> WHAT THE TASK ASKS
Return each line of the data below exactly, omitting any pictures.

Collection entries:
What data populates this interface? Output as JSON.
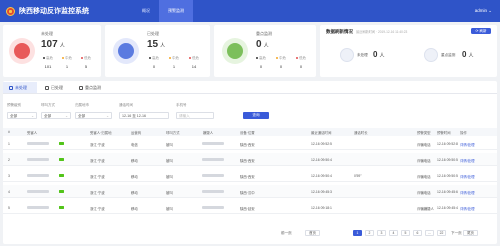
{
  "header": {
    "title": "陕西移动反诈监控系统",
    "tabs": [
      {
        "label": "概况"
      },
      {
        "label": "预警监测"
      }
    ],
    "user": "admin ⌄"
  },
  "stats": [
    {
      "label": "未处理",
      "value": "107",
      "unit": "人",
      "subs": [
        {
          "k": "高危",
          "v": "101",
          "color": "#333333"
        },
        {
          "k": "中危",
          "v": "1",
          "color": "#f5a623"
        },
        {
          "k": "低危",
          "v": "5",
          "color": "#e24c4c"
        }
      ]
    },
    {
      "label": "已处理",
      "value": "15",
      "unit": "人",
      "subs": [
        {
          "k": "高危",
          "v": "0",
          "color": "#333333"
        },
        {
          "k": "中危",
          "v": "1",
          "color": "#f5a623"
        },
        {
          "k": "低危",
          "v": "14",
          "color": "#e24c4c"
        }
      ]
    },
    {
      "label": "重点监测",
      "value": "0",
      "unit": "人",
      "subs": [
        {
          "k": "高危",
          "v": "0",
          "color": "#333333"
        },
        {
          "k": "中危",
          "v": "0",
          "color": "#f5a623"
        },
        {
          "k": "低危",
          "v": "0",
          "color": "#e24c4c"
        }
      ]
    }
  ],
  "panel": {
    "title": "数据刷新情况",
    "subtitle": "最近刷新时间 · 2019-12-16 11:40:23",
    "refresh": "刷新",
    "items": [
      {
        "label": "未处理",
        "value": "0",
        "unit": "人"
      },
      {
        "label": "重点监测",
        "value": "0",
        "unit": "人"
      }
    ]
  },
  "subtabs": [
    {
      "label": "未处理"
    },
    {
      "label": "已处理"
    },
    {
      "label": "重点监测"
    }
  ],
  "filters": {
    "labels": [
      "预警级别",
      "呼叫方式",
      "归属地市",
      "通话时间",
      "手机号"
    ],
    "values": [
      "全部",
      "全部",
      "全部",
      "12-16 至 12-16",
      ""
    ],
    "placeholder": "请输入",
    "search": "查询"
  },
  "table": {
    "headers": [
      "#",
      "受害人",
      "",
      "受害人·归属地",
      "运营商",
      "呼叫方式",
      "嫌疑人",
      "",
      "设备·位置",
      "最近通话时间",
      "通话时长",
      "",
      "预警类型",
      "预警时间",
      "操作"
    ],
    "rows": [
      [
        "1",
        "浙江·宁波",
        "电信",
        "被叫",
        "陕西·西安",
        "12-16 09:52:5",
        "",
        "诈骗电话",
        "12-16 09:52:8",
        "详情|处理"
      ],
      [
        "2",
        "浙江·宁波",
        "移动",
        "被叫",
        "陕西·西安",
        "12-16 09:50:4",
        "",
        "诈骗电话",
        "12-16 09:50:5",
        "详情|处理"
      ],
      [
        "3",
        "浙江·宁波",
        "移动",
        "被叫",
        "陕西·西安",
        "12-16 09:50:4",
        "0'59\"",
        "诈骗电话",
        "12-16 09:50:5",
        "详情|处理"
      ],
      [
        "4",
        "浙江·宁波",
        "移动",
        "被叫",
        "陕西·汉中",
        "12-16 09:45:3",
        "",
        "诈骗电话",
        "12-16 09:45:6",
        "详情|处理"
      ],
      [
        "5",
        "浙江·宁波",
        "移动",
        "被叫",
        "陕西·延安",
        "12-16 09:18:1",
        "",
        "诈骗嫌疑人",
        "12-16 09:45:4",
        "详情|处理"
      ]
    ]
  },
  "pager": {
    "prev": "前一页",
    "first": "首页",
    "pages": [
      "1",
      "2",
      "3",
      "4",
      "5",
      "6",
      "…",
      "22"
    ],
    "next": "下一页",
    "last": "尾页"
  }
}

> FULL OUTPUT
What data populates this interface? Output as JSON.
{
  "header": {
    "title": "陕西移动反诈监控系统",
    "tabs": [
      {
        "label": "概况"
      },
      {
        "label": "预警监测"
      }
    ],
    "user": "admin ⌄"
  },
  "stats": [
    {
      "label": "未处理",
      "value": "107",
      "unit": "人",
      "subs": [
        {
          "k": "高危",
          "v": "101",
          "color": "#333333"
        },
        {
          "k": "中危",
          "v": "1",
          "color": "#f5a623"
        },
        {
          "k": "低危",
          "v": "5",
          "color": "#e24c4c"
        }
      ]
    },
    {
      "label": "已处理",
      "value": "15",
      "unit": "人",
      "subs": [
        {
          "k": "高危",
          "v": "0",
          "color": "#333333"
        },
        {
          "k": "中危",
          "v": "1",
          "color": "#f5a623"
        },
        {
          "k": "低危",
          "v": "14",
          "color": "#e24c4c"
        }
      ]
    },
    {
      "label": "重点监测",
      "value": "0",
      "unit": "人",
      "subs": [
        {
          "k": "高危",
          "v": "0",
          "color": "#333333"
        },
        {
          "k": "中危",
          "v": "0",
          "color": "#f5a623"
        },
        {
          "k": "低危",
          "v": "0",
          "color": "#e24c4c"
        }
      ]
    }
  ],
  "panel": {
    "title": "数据刷新情况",
    "subtitle": "最近刷新时间 · 2019-12-16 11:40:23",
    "refresh": "刷新",
    "items": [
      {
        "label": "未处理",
        "value": "0",
        "unit": "人"
      },
      {
        "label": "重点监测",
        "value": "0",
        "unit": "人"
      }
    ]
  },
  "subtabs": [
    {
      "label": "未处理"
    },
    {
      "label": "已处理"
    },
    {
      "label": "重点监测"
    }
  ],
  "filters": {
    "labels": [
      "预警级别",
      "呼叫方式",
      "归属地市",
      "通话时间",
      "手机号"
    ],
    "values": [
      "全部",
      "全部",
      "全部",
      "12-16 至 12-16",
      ""
    ],
    "placeholder": "请输入",
    "search": "查询"
  },
  "table": {
    "headers": [
      "#",
      "受害人",
      "",
      "受害人·归属地",
      "运营商",
      "呼叫方式",
      "嫌疑人",
      "",
      "设备·位置",
      "最近通话时间",
      "通话时长",
      "",
      "预警类型",
      "预警时间",
      "操作"
    ],
    "rows": [
      [
        "1",
        "浙江·宁波",
        "电信",
        "被叫",
        "陕西·西安",
        "12-16 09:52:5",
        "",
        "诈骗电话",
        "12-16 09:52:8",
        "详情|处理"
      ],
      [
        "2",
        "浙江·宁波",
        "移动",
        "被叫",
        "陕西·西安",
        "12-16 09:50:4",
        "",
        "诈骗电话",
        "12-16 09:50:5",
        "详情|处理"
      ],
      [
        "3",
        "浙江·宁波",
        "移动",
        "被叫",
        "陕西·西安",
        "12-16 09:50:4",
        "0'59\"",
        "诈骗电话",
        "12-16 09:50:5",
        "详情|处理"
      ],
      [
        "4",
        "浙江·宁波",
        "移动",
        "被叫",
        "陕西·汉中",
        "12-16 09:45:3",
        "",
        "诈骗电话",
        "12-16 09:45:6",
        "详情|处理"
      ],
      [
        "5",
        "浙江·宁波",
        "移动",
        "被叫",
        "陕西·延安",
        "12-16 09:18:1",
        "",
        "诈骗嫌疑人",
        "12-16 09:45:4",
        "详情|处理"
      ]
    ]
  },
  "pager": {
    "prev": "前一页",
    "first": "首页",
    "pages": [
      "1",
      "2",
      "3",
      "4",
      "5",
      "6",
      "…",
      "22"
    ],
    "next": "下一页",
    "last": "尾页"
  }
}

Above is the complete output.